Entries taken from a collection:
--------------------
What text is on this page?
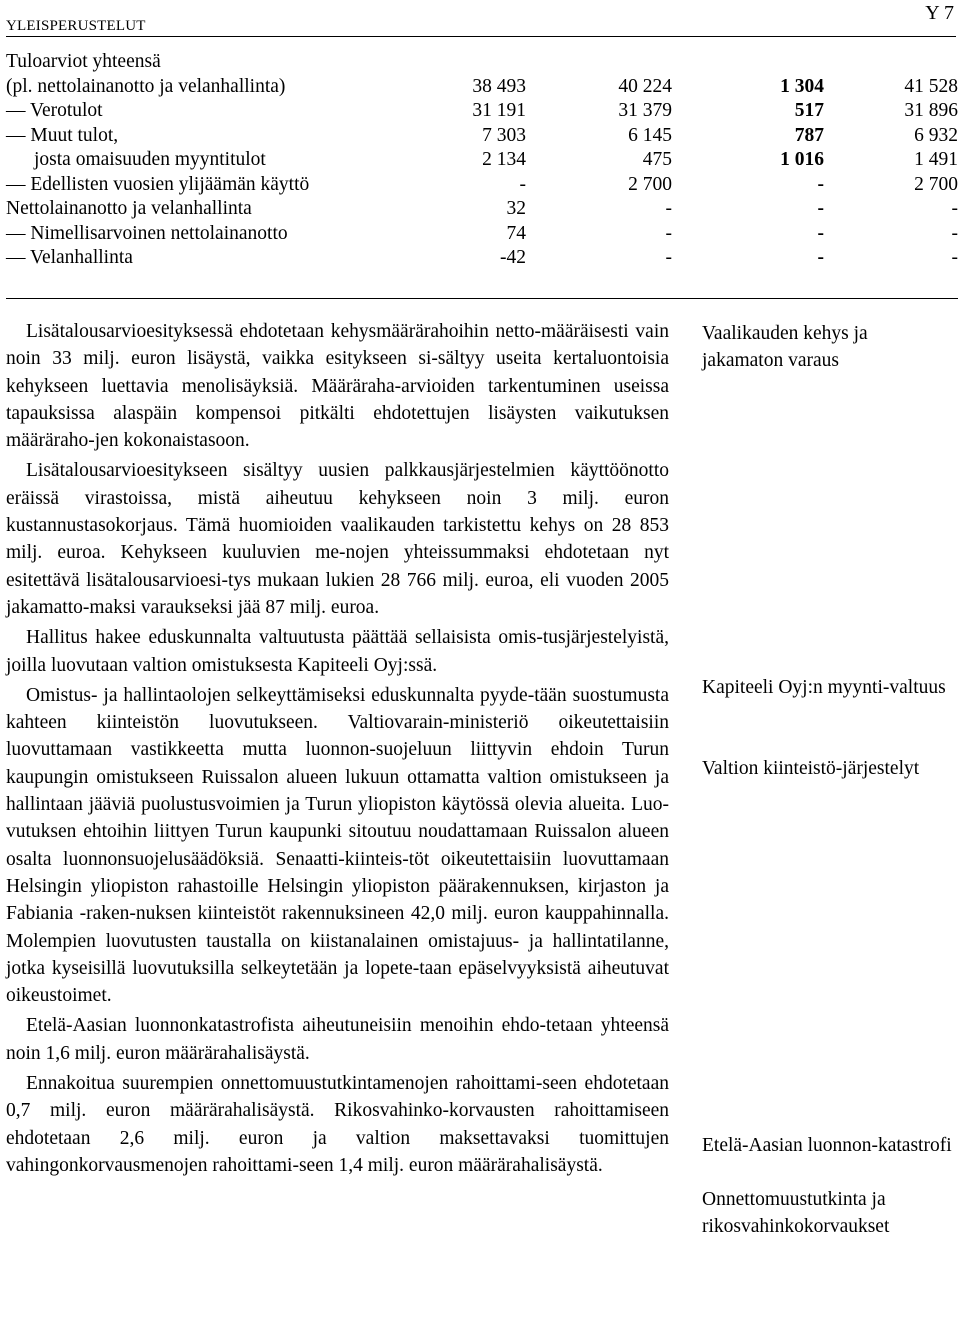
YLEISPERUSTELUT
Y 7
Tuloarviot yhteensä
(pl. nettolainanotto ja velanhallinta)	38 493	40 224	1 304	41 528
— Verotulot	31 191	31 379	517	31 896
— Muut tulot,	7 303	6 145	787	6 932
josta omaisuuden myyntitulot	2 134	475	1 016	1 491
— Edellisten vuosien ylijäämän käyttö	-	2 700	-	2 700
Nettolainanotto ja velanhallinta	32	-	-	-
— Nimellisarvoinen nettolainanotto	74	-	-	-
— Velanhallinta	-42	-	-	-

Lisätalousarvioesityksessä ehdotetaan kehysmäärärahoihin netto-määräisesti vain noin 33 milj. euron lisäystä, vaikka esitykseen si-sältyy useita kertaluontoisia kehykseen luettavia menolisäyksiä. Määräraha-arvioiden tarkentuminen useissa tapauksissa alaspäin kompensoi pitkälti ehdotettujen lisäysten vaikutuksen määräraho-jen kokonaistasoon.

Lisätalousarvioesitykseen sisältyy uusien palkkausjärjestelmien käyttöönotto eräissä virastoissa, mistä aiheutuu kehykseen noin 3 milj. euron kustannustasokorjaus. Tämä huomioiden vaalikauden tarkistettu kehys on 28 853 milj. euroa. Kehykseen kuuluvien me-nojen yhteissummaksi ehdotetaan nyt esitettävä lisätalousarvioesi-tys mukaan lukien 28 766 milj. euroa, eli vuoden 2005 jakamatto-maksi varaukseksi jää 87 milj. euroa.

Hallitus hakee eduskunnalta valtuutusta päättää sellaisista omis-tusjärjestelyistä, joilla luovutaan valtion omistuksesta Kapiteeli Oyj:ssä.

Omistus- ja hallintaolojen selkeyttämiseksi eduskunnalta pyyde-tään suostumusta kahteen kiinteistön luovutukseen. Valtiovarain-ministeriö oikeutettaisiin luovuttamaan vastikkeetta mutta luonnon-suojeluun liittyvin ehdoin Turun kaupungin omistukseen Ruissalon alueen lukuun ottamatta valtion omistukseen ja hallintaan jääviä puolustusvoimien ja Turun yliopiston käytössä olevia alueita. Luo-vutuksen ehtoihin liittyen Turun kaupunki sitoutuu noudattamaan Ruissalon alueen osalta luonnonsuojelusäädöksiä. Senaatti-kiinteis-töt oikeutettaisiin luovuttamaan Helsingin yliopiston rahastoille Helsingin yliopiston päärakennuksen, kirjaston ja Fabiania -raken-nuksen kiinteistöt rakennuksineen 42,0 milj. euron kauppahinnalla. Molempien luovutusten taustalla on kiistanalainen omistajuus- ja hallintatilanne, jotka kyseisillä luovutuksilla selkeytetään ja lopete-taan epäselvyyksistä aiheutuvat oikeustoimet.

Etelä-Aasian luonnonkatastrofista aiheutuneisiin menoihin ehdo-tetaan yhteensä noin 1,6 milj. euron määrärahalisäystä.

Ennakoitua suurempien onnettomuustutkintamenojen rahoittami-seen ehdotetaan 0,7 milj. euron määrärahalisäystä. Rikosvahinko-korvausten rahoittamiseen ehdotetaan 2,6 milj. euron ja valtion maksettavaksi tuomittujen vahingonkorvausmenojen rahoittami-seen 1,4 milj. euron määrärahalisäystä.

Vaalikauden kehys ja jakamaton varaus
Kapiteeli Oyj:n myynti-valtuus
Valtion kiinteistö-järjestelyt
Etelä-Aasian luonnon-katastrofi
Onnettomuustutkinta ja rikosvahinkokorvaukset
--------------------
• **Task goal**: In the entries above, find every line holding the word "Kapiteeli" and copy it out.

• **Result of this task**:
Hallitus hakee eduskunnalta valtuutusta päättää sellaisista omis-tusjärjestelyistä, joilla luovutaan valtion omistuksesta Kapiteeli Oyj:ssä.
Kapiteeli Oyj:n myynti-valtuus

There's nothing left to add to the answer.